[Stored records]
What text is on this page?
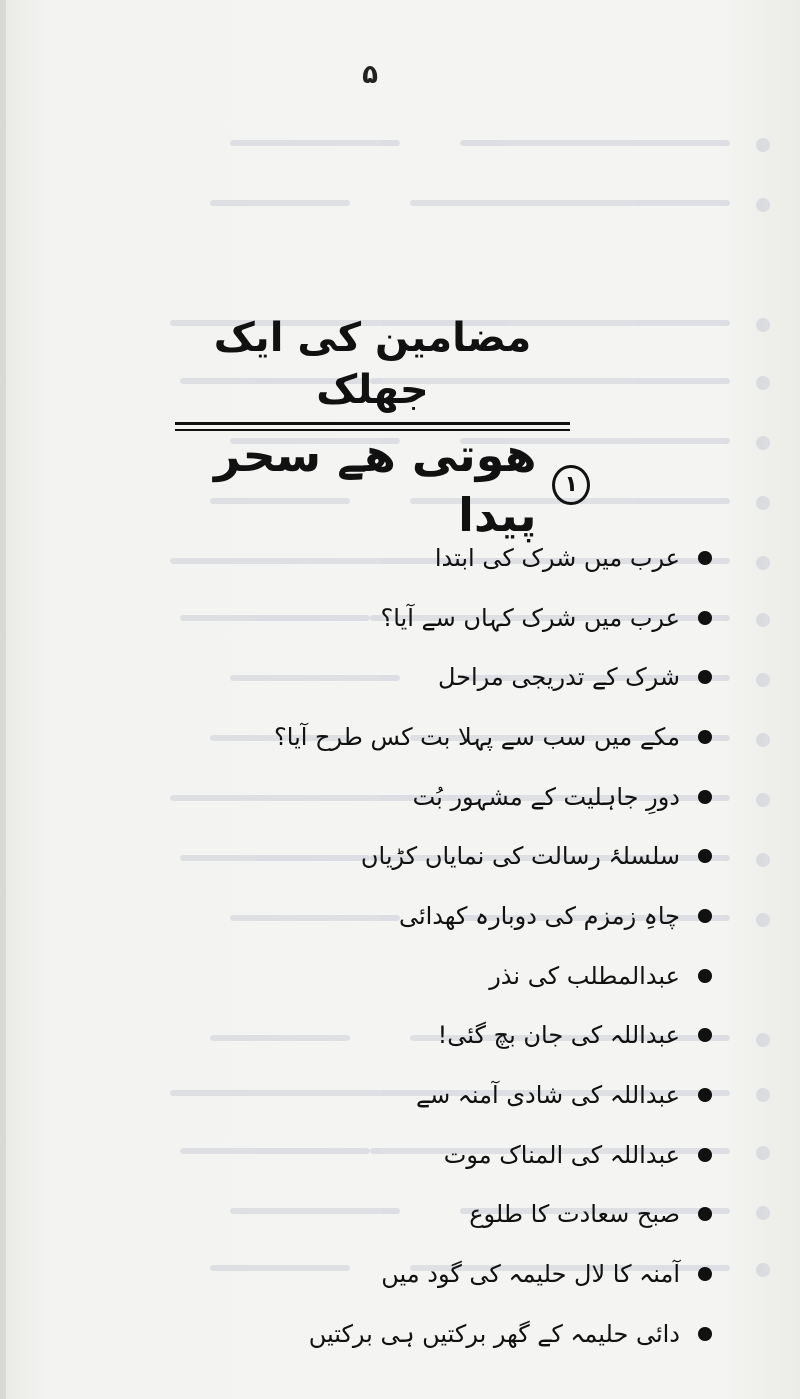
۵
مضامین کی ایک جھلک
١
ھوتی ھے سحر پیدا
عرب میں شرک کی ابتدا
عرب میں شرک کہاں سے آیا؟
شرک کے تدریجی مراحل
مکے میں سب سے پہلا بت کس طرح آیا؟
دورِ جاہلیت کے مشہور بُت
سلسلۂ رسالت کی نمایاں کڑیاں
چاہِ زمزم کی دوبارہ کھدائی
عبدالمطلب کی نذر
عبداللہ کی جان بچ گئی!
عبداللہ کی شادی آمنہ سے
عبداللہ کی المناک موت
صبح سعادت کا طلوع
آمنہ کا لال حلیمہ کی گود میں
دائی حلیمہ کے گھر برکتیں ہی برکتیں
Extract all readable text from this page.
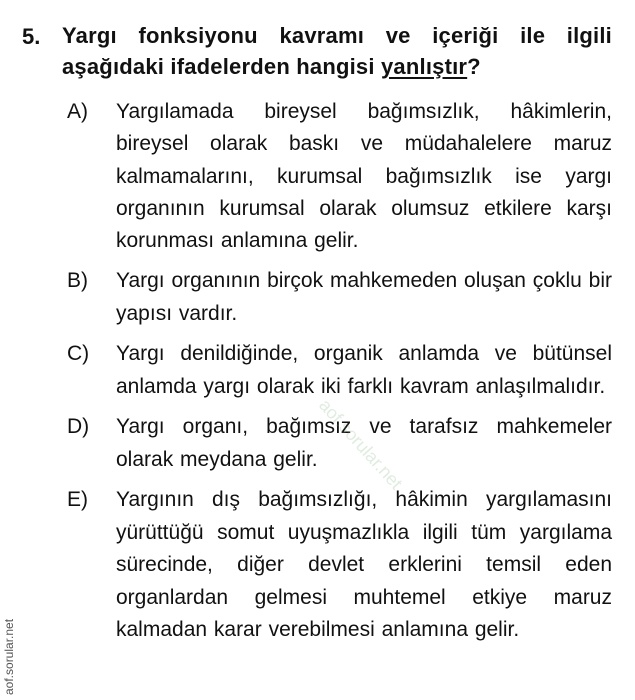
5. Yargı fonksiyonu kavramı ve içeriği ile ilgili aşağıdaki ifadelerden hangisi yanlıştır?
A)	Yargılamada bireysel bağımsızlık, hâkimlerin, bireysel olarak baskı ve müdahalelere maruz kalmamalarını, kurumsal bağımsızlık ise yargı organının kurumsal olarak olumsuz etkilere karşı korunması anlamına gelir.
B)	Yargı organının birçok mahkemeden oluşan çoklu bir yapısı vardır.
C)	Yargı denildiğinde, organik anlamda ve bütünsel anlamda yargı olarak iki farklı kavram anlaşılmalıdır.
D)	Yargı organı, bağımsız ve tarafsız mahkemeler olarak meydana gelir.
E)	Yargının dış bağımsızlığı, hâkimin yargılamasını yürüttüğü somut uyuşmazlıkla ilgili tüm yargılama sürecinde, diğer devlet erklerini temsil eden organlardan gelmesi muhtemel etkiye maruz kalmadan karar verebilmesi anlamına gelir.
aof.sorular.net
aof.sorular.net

GOAL: Quote the data above in full, leaving out the pictures it holds.

EXERCISE SOLUTION:
What text is on this page?
۵
مضامین کی ایک جھلک
١
ھوتی ھے سحر پیدا
عرب میں شرک کی ابتدا
عرب میں شرک کہاں سے آیا؟
شرک کے تدریجی مراحل
مکے میں سب سے پہلا بت کس طرح آیا؟
دورِ جاہلیت کے مشہور بُت
سلسلۂ رسالت کی نمایاں کڑیاں
چاہِ زمزم کی دوبارہ کھدائی
عبدالمطلب کی نذر
عبداللہ کی جان بچ گئی!
عبداللہ کی شادی آمنہ سے
عبداللہ کی المناک موت
صبح سعادت کا طلوع
آمنہ کا لال حلیمہ کی گود میں
دائی حلیمہ کے گھر برکتیں ہی برکتیں
Extract all readable text from this page.
5. Yargı fonksiyonu kavramı ve içeriği ile ilgili aşağıdaki ifadelerden hangisi yanlıştır?
A)	Yargılamada bireysel bağımsızlık, hâkimlerin, bireysel olarak baskı ve müdahalelere maruz kalmamalarını, kurumsal bağımsızlık ise yargı organının kurumsal olarak olumsuz etkilere karşı korunması anlamına gelir.
B)	Yargı organının birçok mahkemeden oluşan çoklu bir yapısı vardır.
C)	Yargı denildiğinde, organik anlamda ve bütünsel anlamda yargı olarak iki farklı kavram anlaşılmalıdır.
D)	Yargı organı, bağımsız ve tarafsız mahkemeler olarak meydana gelir.
E)	Yargının dış bağımsızlığı, hâkimin yargılamasını yürüttüğü somut uyuşmazlıkla ilgili tüm yargılama sürecinde, diğer devlet erklerini temsil eden organlardan gelmesi muhtemel etkiye maruz kalmadan karar verebilmesi anlamına gelir.
aof.sorular.net
aof.sorular.net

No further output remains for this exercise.